Given exercise = Will you print the material below without altering a single character?

Dataset entries
▬▬▬
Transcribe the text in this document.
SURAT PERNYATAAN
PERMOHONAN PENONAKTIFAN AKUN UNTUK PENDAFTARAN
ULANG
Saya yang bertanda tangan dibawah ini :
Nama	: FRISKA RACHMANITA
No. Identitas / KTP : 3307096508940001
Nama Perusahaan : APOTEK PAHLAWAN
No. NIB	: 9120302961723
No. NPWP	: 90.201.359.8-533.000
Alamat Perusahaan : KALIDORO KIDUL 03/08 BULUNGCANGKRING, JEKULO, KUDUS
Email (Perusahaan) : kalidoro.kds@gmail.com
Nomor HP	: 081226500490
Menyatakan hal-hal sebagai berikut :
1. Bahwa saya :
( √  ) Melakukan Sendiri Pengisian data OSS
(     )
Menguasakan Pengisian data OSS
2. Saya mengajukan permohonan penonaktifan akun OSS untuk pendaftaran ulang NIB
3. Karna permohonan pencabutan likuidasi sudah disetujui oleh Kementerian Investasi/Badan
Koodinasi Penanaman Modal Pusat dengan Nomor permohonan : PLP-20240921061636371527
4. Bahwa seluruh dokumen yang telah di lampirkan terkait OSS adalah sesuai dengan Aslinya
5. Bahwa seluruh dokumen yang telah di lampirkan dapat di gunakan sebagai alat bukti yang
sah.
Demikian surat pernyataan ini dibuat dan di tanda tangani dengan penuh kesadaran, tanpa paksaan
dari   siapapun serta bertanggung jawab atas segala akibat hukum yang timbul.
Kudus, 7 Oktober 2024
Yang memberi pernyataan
▬▬▬
Output =
Transcribe the text in this document.
SURAT PERNYATAAN
PERMOHONAN PENONAKTIFAN AKUN UNTUK PENDAFTARAN
ULANG
Saya yang bertanda tangan dibawah ini :
Nama	: FRISKA RACHMANITA
No. Identitas / KTP : 3307096508940001
Nama Perusahaan : APOTEK PAHLAWAN
No. NIB	: 9120302961723
No. NPWP	: 90.201.359.8-533.000
Alamat Perusahaan : KALIDORO KIDUL 03/08 BULUNGCANGKRING, JEKULO, KUDUS
Email (Perusahaan) : kalidoro.kds@gmail.com
Nomor HP	: 081226500490
Menyatakan hal-hal sebagai berikut :
1. Bahwa saya :
( √  ) Melakukan Sendiri Pengisian data OSS
(     )
Menguasakan Pengisian data OSS
2. Saya mengajukan permohonan penonaktifan akun OSS untuk pendaftaran ulang NIB
3. Karna permohonan pencabutan likuidasi sudah disetujui oleh Kementerian Investasi/Badan
Koodinasi Penanaman Modal Pusat dengan Nomor permohonan : PLP-20240921061636371527
4. Bahwa seluruh dokumen yang telah di lampirkan terkait OSS adalah sesuai dengan Aslinya
5. Bahwa seluruh dokumen yang telah di lampirkan dapat di gunakan sebagai alat bukti yang
sah.
Demikian surat pernyataan ini dibuat dan di tanda tangani dengan penuh kesadaran, tanpa paksaan
dari   siapapun serta bertanggung jawab atas segala akibat hukum yang timbul.
Kudus, 7 Oktober 2024
Yang memberi pernyataan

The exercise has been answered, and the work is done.